-- Given instruction --
Carry on the spacecraft contract excerpt on stop-work remedies and the delivery schedule, writing what follows its final sentence.

-- Start of Supplied text --

The Parties confirm that in any stop Work event resulting from Step B paragraphs i, ii, iii, iv or v above, then the following shall apply:

 

If Purchaser fails to cure the breach within thirty (30) Days from the date Contractor has stopped the Work as defined above, Contractor shall be entitled to immediately terminate the Contract by written notice sent to Purchaser and the provisions of Article 22(B)(iv) shall apply.

 

If Purchaser cures the breach on or before thirty (30) Days from the date Contractor has stopped the Work as defined above, Contractor shall resume any Work suspended as reasonably and promptly as possible provided that (a) Purchaser has paid to Contractor all costs and expenses incurred as a result of the stop Work hereunder and (b) the schedule of the Contract shall be adjusted (provided such schedule adjustment shall not be less than one Day for each Day of Work stoppage).

 

B. Spacecraft Delivery Schedule —

 

The Parties acknowledge that Contractor is currently proceeding with certain activities to optimize Spacecraft deliveries to Purchaser in accordance with an Early Delivery plan as authorized under Early Delivery ED2 Scope of Work Ref 2003 318 62 W Issue 01.  The Parties note that such Early Delivery plan objective dates for Spacecraft Pre-Shipment Review (PSR) are earlier than the baseline schedule commitment dates as set forth in Article 18 in the Contract.  In addition, Purchaser has recently confirmed the current planning for the Provisional Launch Periods as communicated to Purchaser’s selected Launch Services Provider and to Contractor pursuant to a Purchaser’s letter reference PJR1008-004, dated 22 October 2008.

-- End of Supplied text --
-- Start of Raw data --

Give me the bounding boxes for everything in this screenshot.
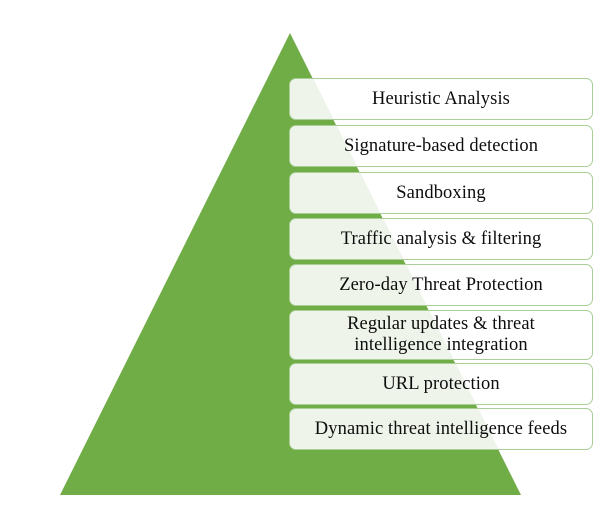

-- End of Raw data --

-- Task result --
 

1.         To allow closer alignment of the Early Delivery ED2 objective dates to the planning of the Provisional Launch Periods, Purchaser hereby agrees to grant to Contractor a fourteen (14) Days schedule delay in the PSR ED2 Objective Dates and Launch ED2 Objective Dates for Spacecraft Batches 2, 3, and 4 as set forth below:

 

Accordingly, Article 26 (A) and (B) Tables for PSR ED2 Early Delivery Incentives are replaced by the following tables:

 

(A)  Table PSR ED2 Early Delivery Incentives

 

 

 

Required
Delivery Dates
for Regular
Schedule as per
Article 18 (B)

 

PSR ED2
Objective
Dates

 

PSR
Schedule
Savings Days
for 100%
Incentives

 

Max
Incentives
amount (in
Euro)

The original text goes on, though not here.